Copy out each line that includes the word "disartria".
═════ PROVIDED RECORDS
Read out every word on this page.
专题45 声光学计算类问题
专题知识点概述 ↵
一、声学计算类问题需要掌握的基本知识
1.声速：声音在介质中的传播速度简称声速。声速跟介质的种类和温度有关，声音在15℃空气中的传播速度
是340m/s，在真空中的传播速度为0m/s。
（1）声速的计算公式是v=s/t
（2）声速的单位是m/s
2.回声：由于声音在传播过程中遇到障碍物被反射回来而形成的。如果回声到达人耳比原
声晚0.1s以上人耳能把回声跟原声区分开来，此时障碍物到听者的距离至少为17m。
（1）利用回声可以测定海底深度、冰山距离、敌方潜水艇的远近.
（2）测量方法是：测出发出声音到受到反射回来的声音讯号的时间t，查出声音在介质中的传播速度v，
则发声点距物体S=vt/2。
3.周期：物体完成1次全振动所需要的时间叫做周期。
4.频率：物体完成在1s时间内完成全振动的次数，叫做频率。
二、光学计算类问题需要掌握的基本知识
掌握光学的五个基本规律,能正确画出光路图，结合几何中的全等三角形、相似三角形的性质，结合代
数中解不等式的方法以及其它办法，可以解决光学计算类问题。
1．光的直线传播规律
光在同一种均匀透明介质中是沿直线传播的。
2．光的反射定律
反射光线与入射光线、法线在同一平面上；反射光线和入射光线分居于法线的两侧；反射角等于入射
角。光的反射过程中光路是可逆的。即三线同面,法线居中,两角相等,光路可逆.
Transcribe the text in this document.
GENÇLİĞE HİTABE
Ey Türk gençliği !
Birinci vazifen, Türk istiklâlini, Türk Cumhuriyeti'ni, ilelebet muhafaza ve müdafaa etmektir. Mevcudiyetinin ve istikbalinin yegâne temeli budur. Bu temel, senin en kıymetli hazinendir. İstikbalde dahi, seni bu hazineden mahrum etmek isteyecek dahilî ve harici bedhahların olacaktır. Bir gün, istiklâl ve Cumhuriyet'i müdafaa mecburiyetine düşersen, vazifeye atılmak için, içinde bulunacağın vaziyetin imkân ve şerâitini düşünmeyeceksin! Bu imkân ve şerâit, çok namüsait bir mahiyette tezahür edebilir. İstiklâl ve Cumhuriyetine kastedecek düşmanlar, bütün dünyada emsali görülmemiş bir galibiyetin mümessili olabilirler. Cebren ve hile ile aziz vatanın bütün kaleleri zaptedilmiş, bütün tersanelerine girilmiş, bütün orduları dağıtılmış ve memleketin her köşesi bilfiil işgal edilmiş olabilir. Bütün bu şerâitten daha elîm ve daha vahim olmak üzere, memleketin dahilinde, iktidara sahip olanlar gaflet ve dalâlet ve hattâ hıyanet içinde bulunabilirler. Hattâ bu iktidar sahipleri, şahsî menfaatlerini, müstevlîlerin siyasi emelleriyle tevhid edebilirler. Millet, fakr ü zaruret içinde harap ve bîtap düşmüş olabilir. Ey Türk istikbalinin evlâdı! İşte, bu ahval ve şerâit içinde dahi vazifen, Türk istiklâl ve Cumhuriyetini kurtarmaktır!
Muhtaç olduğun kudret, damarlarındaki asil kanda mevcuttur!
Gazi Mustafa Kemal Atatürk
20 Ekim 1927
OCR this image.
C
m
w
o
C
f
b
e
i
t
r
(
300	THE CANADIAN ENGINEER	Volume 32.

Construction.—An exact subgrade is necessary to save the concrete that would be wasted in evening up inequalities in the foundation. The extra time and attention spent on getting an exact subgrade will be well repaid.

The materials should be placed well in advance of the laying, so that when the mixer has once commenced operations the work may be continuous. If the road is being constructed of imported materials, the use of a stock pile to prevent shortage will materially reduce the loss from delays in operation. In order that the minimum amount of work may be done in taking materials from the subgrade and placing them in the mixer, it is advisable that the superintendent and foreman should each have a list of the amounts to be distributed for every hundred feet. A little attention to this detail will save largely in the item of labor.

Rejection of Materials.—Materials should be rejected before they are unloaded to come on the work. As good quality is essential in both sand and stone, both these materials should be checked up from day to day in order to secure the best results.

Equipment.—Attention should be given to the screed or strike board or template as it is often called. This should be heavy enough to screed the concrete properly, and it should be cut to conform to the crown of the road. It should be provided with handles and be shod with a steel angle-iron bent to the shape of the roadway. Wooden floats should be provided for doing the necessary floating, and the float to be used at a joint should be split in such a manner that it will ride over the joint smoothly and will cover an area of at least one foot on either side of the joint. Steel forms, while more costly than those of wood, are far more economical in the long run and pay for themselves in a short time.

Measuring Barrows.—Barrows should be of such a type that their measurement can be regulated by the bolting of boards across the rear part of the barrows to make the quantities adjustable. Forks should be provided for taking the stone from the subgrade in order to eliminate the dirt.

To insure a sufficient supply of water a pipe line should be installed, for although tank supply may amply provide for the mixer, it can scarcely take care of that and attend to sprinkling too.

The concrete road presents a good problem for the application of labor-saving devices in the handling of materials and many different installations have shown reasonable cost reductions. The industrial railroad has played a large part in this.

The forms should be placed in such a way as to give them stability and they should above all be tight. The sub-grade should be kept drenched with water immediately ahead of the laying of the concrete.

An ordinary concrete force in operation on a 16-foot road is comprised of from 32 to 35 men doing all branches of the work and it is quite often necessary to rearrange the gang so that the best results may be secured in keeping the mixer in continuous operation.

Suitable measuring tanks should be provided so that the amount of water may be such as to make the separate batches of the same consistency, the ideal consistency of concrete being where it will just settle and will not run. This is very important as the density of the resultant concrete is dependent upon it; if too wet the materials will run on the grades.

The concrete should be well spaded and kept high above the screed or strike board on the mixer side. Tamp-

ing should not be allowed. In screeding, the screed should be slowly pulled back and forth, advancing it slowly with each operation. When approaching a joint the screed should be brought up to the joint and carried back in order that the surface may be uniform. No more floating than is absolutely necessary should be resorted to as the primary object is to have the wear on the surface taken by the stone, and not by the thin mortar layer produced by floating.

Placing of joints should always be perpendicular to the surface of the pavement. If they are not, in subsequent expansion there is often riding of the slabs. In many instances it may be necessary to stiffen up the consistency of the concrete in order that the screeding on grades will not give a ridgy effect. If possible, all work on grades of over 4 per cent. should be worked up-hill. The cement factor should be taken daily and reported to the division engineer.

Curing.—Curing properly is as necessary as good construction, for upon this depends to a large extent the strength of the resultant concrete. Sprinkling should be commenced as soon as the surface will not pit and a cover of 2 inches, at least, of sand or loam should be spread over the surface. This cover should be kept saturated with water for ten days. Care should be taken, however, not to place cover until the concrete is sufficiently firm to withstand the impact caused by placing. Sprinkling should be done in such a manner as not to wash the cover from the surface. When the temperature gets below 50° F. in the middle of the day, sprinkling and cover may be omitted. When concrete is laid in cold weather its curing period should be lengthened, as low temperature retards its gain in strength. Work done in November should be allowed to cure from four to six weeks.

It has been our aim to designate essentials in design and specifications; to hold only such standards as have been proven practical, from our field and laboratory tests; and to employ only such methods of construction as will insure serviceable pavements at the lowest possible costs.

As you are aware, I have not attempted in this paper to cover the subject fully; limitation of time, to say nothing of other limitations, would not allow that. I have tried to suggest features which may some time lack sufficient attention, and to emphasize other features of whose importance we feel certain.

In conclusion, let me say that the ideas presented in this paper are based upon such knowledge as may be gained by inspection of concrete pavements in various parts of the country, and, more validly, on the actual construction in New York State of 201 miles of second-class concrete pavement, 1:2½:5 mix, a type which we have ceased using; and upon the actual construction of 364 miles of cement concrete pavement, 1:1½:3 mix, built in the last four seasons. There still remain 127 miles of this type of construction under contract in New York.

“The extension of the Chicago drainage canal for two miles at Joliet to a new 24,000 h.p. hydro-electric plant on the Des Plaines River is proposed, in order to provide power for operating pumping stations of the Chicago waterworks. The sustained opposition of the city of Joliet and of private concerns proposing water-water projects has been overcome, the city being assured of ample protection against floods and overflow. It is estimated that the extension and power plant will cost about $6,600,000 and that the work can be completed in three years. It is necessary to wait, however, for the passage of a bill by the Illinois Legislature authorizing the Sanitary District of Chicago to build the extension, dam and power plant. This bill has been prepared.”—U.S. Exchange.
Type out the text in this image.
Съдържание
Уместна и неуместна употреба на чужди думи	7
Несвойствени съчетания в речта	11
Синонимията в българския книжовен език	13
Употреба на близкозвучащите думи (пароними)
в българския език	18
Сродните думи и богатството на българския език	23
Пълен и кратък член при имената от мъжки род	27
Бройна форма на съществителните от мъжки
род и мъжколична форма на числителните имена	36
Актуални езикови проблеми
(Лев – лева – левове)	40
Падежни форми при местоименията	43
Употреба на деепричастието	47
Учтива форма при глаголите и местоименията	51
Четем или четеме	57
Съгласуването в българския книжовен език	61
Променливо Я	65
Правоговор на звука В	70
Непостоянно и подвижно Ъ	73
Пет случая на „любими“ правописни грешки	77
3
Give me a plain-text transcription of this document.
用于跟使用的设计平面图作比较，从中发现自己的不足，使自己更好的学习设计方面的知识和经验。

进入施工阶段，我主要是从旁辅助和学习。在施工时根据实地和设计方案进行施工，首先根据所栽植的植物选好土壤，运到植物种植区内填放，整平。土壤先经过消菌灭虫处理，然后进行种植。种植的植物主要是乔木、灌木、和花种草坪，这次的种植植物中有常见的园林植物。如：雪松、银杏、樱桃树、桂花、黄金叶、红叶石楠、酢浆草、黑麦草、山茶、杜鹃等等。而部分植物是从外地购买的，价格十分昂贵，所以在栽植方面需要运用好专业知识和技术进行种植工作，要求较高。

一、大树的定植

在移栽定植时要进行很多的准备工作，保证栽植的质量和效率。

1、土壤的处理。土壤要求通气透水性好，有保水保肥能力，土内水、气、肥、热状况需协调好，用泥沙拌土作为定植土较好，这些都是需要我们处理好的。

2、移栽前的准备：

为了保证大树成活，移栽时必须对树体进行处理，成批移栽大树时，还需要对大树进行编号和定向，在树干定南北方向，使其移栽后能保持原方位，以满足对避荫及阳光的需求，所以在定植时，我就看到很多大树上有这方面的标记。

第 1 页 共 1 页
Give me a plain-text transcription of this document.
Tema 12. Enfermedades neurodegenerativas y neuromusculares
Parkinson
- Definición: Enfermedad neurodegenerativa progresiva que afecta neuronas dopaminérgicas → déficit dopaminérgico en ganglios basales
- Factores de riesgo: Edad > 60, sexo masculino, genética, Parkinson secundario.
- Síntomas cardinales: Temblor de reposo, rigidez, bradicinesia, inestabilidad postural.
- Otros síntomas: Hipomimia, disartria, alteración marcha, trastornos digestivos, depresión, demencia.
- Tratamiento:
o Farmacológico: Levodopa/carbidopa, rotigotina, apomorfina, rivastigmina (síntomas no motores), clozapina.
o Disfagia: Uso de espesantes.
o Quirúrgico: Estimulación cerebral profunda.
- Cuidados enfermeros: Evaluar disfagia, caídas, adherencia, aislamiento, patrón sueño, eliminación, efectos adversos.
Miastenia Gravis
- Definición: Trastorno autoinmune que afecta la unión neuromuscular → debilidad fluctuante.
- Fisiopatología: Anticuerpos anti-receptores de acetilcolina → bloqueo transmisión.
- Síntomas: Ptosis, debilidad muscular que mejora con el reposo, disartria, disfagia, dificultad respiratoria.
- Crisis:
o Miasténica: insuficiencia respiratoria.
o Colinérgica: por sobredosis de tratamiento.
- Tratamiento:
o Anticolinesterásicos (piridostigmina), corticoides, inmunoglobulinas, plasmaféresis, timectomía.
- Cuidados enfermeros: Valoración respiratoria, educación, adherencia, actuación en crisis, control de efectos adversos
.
══════════
:: TASK RESULT ::
- Otros síntomas: Hipomimia, disartria, alteración marcha, trastornos digestivos, depresión, demencia.
- Síntomas: Ptosis, debilidad muscular que mejora con el reposo, disartria, disfagia, dificultad respiratoria.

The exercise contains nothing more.